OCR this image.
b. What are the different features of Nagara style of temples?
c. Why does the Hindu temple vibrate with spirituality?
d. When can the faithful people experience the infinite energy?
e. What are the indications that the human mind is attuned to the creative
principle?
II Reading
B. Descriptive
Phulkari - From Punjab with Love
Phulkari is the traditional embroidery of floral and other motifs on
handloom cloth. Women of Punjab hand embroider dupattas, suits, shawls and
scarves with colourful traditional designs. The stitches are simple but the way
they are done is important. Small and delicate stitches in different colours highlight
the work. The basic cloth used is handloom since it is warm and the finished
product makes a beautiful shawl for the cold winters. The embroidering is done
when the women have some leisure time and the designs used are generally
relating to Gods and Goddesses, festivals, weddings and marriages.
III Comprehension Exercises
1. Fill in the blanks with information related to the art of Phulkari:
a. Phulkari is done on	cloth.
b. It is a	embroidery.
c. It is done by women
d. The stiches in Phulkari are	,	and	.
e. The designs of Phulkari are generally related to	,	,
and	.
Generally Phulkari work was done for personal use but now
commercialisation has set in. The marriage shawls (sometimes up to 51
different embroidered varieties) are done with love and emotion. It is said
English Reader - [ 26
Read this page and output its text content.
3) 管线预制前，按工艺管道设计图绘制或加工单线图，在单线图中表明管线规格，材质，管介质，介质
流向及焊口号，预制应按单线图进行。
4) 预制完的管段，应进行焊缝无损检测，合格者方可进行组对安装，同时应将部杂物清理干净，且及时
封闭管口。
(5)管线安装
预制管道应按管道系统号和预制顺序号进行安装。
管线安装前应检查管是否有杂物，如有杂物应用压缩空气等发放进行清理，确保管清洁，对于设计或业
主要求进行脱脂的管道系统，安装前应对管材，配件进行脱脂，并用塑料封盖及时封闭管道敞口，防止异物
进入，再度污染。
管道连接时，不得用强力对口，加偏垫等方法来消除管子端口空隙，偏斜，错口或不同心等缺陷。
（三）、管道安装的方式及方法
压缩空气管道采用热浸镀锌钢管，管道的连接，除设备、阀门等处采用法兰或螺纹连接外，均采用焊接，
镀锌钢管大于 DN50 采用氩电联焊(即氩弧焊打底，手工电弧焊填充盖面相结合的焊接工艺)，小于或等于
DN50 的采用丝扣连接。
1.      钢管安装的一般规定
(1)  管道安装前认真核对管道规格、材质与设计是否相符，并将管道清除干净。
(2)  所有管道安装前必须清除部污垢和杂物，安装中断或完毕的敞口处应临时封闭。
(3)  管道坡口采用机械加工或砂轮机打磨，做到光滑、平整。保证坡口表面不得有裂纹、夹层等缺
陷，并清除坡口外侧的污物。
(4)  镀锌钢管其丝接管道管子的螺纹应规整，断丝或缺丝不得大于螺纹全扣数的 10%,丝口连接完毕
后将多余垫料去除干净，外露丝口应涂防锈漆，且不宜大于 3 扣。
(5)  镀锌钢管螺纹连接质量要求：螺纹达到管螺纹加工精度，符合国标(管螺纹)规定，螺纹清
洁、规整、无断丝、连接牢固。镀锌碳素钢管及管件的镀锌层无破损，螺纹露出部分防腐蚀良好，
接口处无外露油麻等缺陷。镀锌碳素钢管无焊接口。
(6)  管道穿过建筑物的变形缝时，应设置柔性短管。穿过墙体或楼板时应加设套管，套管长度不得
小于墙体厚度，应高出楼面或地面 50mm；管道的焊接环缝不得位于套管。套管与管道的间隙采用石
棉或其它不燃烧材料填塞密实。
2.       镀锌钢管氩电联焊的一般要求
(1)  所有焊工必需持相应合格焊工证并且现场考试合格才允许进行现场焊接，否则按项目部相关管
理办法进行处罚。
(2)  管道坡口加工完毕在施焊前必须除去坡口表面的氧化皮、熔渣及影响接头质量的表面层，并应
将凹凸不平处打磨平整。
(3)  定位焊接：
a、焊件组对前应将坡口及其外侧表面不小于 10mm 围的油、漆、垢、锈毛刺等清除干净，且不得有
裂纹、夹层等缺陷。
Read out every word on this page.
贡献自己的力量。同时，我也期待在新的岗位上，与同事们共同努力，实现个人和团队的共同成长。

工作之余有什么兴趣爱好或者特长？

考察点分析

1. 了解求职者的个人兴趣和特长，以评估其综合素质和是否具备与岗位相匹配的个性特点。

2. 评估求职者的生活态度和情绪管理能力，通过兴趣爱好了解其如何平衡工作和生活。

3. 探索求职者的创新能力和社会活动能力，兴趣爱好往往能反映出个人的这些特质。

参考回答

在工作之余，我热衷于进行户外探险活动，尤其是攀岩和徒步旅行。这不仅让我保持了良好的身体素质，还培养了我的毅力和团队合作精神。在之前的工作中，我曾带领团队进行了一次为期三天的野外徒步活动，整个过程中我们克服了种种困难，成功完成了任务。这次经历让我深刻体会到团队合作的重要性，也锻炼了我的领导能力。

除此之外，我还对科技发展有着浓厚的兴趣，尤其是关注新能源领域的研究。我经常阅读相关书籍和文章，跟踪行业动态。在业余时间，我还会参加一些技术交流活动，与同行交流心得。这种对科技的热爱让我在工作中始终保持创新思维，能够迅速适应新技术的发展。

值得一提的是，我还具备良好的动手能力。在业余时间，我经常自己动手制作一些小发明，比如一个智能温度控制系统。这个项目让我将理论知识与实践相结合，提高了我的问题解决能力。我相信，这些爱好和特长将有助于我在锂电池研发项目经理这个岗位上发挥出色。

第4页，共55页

### WHAT YOU ARE ASKED TO DO
Write out every entry again exactly, please, with nothing missing.

### TASK RESPONSE
OCR this image.
b. What are the different features of Nagara style of temples?
c. Why does the Hindu temple vibrate with spirituality?
d. When can the faithful people experience the infinite energy?
e. What are the indications that the human mind is attuned to the creative
principle?
II Reading
B. Descriptive
Phulkari - From Punjab with Love
Phulkari is the traditional embroidery of floral and other motifs on
handloom cloth. Women of Punjab hand embroider dupattas, suits, shawls and
scarves with colourful traditional designs. The stitches are simple but the way
they are done is important. Small and delicate stitches in different colours highlight
the work. The basic cloth used is handloom since it is warm and the finished
product makes a beautiful shawl for the cold winters. The embroidering is done
when the women have some leisure time and the designs used are generally
relating to Gods and Goddesses, festivals, weddings and marriages.
III Comprehension Exercises
1. Fill in the blanks with information related to the art of Phulkari:
a. Phulkari is done on	cloth.
b. It is a	embroidery.
c. It is done by women
d. The stiches in Phulkari are	,	and	.
e. The designs of Phulkari are generally related to	,	,
and	.
Generally Phulkari work was done for personal use but now
commercialisation has set in. The marriage shawls (sometimes up to 51
different embroidered varieties) are done with love and emotion. It is said
English Reader - [ 26
Read this page and output its text content.
3) 管线预制前，按工艺管道设计图绘制或加工单线图，在单线图中表明管线规格，材质，管介质，介质
流向及焊口号，预制应按单线图进行。
4) 预制完的管段，应进行焊缝无损检测，合格者方可进行组对安装，同时应将部杂物清理干净，且及时
封闭管口。
(5)管线安装
预制管道应按管道系统号和预制顺序号进行安装。
管线安装前应检查管是否有杂物，如有杂物应用压缩空气等发放进行清理，确保管清洁，对于设计或业
主要求进行脱脂的管道系统，安装前应对管材，配件进行脱脂，并用塑料封盖及时封闭管道敞口，防止异物
进入，再度污染。
管道连接时，不得用强力对口，加偏垫等方法来消除管子端口空隙，偏斜，错口或不同心等缺陷。
（三）、管道安装的方式及方法
压缩空气管道采用热浸镀锌钢管，管道的连接，除设备、阀门等处采用法兰或螺纹连接外，均采用焊接，
镀锌钢管大于 DN50 采用氩电联焊(即氩弧焊打底，手工电弧焊填充盖面相结合的焊接工艺)，小于或等于
DN50 的采用丝扣连接。
1.      钢管安装的一般规定
(1)  管道安装前认真核对管道规格、材质与设计是否相符，并将管道清除干净。
(2)  所有管道安装前必须清除部污垢和杂物，安装中断或完毕的敞口处应临时封闭。
(3)  管道坡口采用机械加工或砂轮机打磨，做到光滑、平整。保证坡口表面不得有裂纹、夹层等缺
陷，并清除坡口外侧的污物。
(4)  镀锌钢管其丝接管道管子的螺纹应规整，断丝或缺丝不得大于螺纹全扣数的 10%,丝口连接完毕
后将多余垫料去除干净，外露丝口应涂防锈漆，且不宜大于 3 扣。
(5)  镀锌钢管螺纹连接质量要求：螺纹达到管螺纹加工精度，符合国标(管螺纹)规定，螺纹清
洁、规整、无断丝、连接牢固。镀锌碳素钢管及管件的镀锌层无破损，螺纹露出部分防腐蚀良好，
接口处无外露油麻等缺陷。镀锌碳素钢管无焊接口。
(6)  管道穿过建筑物的变形缝时，应设置柔性短管。穿过墙体或楼板时应加设套管，套管长度不得
小于墙体厚度，应高出楼面或地面 50mm；管道的焊接环缝不得位于套管。套管与管道的间隙采用石
棉或其它不燃烧材料填塞密实。
2.       镀锌钢管氩电联焊的一般要求
(1)  所有焊工必需持相应合格焊工证并且现场考试合格才允许进行现场焊接，否则按项目部相关管
理办法进行处罚。
(2)  管道坡口加工完毕在施焊前必须除去坡口表面的氧化皮、熔渣及影响接头质量的表面层，并应
将凹凸不平处打磨平整。
(3)  定位焊接：
a、焊件组对前应将坡口及其外侧表面不小于 10mm 围的油、漆、垢、锈毛刺等清除干净，且不得有
裂纹、夹层等缺陷。
Read out every word on this page.
贡献自己的力量。同时，我也期待在新的岗位上，与同事们共同努力，实现个人和团队的共同成长。

工作之余有什么兴趣爱好或者特长？

考察点分析

1. 了解求职者的个人兴趣和特长，以评估其综合素质和是否具备与岗位相匹配的个性特点。

2. 评估求职者的生活态度和情绪管理能力，通过兴趣爱好了解其如何平衡工作和生活。

3. 探索求职者的创新能力和社会活动能力，兴趣爱好往往能反映出个人的这些特质。

参考回答

在工作之余，我热衷于进行户外探险活动，尤其是攀岩和徒步旅行。这不仅让我保持了良好的身体素质，还培养了我的毅力和团队合作精神。在之前的工作中，我曾带领团队进行了一次为期三天的野外徒步活动，整个过程中我们克服了种种困难，成功完成了任务。这次经历让我深刻体会到团队合作的重要性，也锻炼了我的领导能力。

除此之外，我还对科技发展有着浓厚的兴趣，尤其是关注新能源领域的研究。我经常阅读相关书籍和文章，跟踪行业动态。在业余时间，我还会参加一些技术交流活动，与同行交流心得。这种对科技的热爱让我在工作中始终保持创新思维，能够迅速适应新技术的发展。

值得一提的是，我还具备良好的动手能力。在业余时间，我经常自己动手制作一些小发明，比如一个智能温度控制系统。这个项目让我将理论知识与实践相结合，提高了我的问题解决能力。我相信，这些爱好和特长将有助于我在锂电池研发项目经理这个岗位上发挥出色。

第4页，共55页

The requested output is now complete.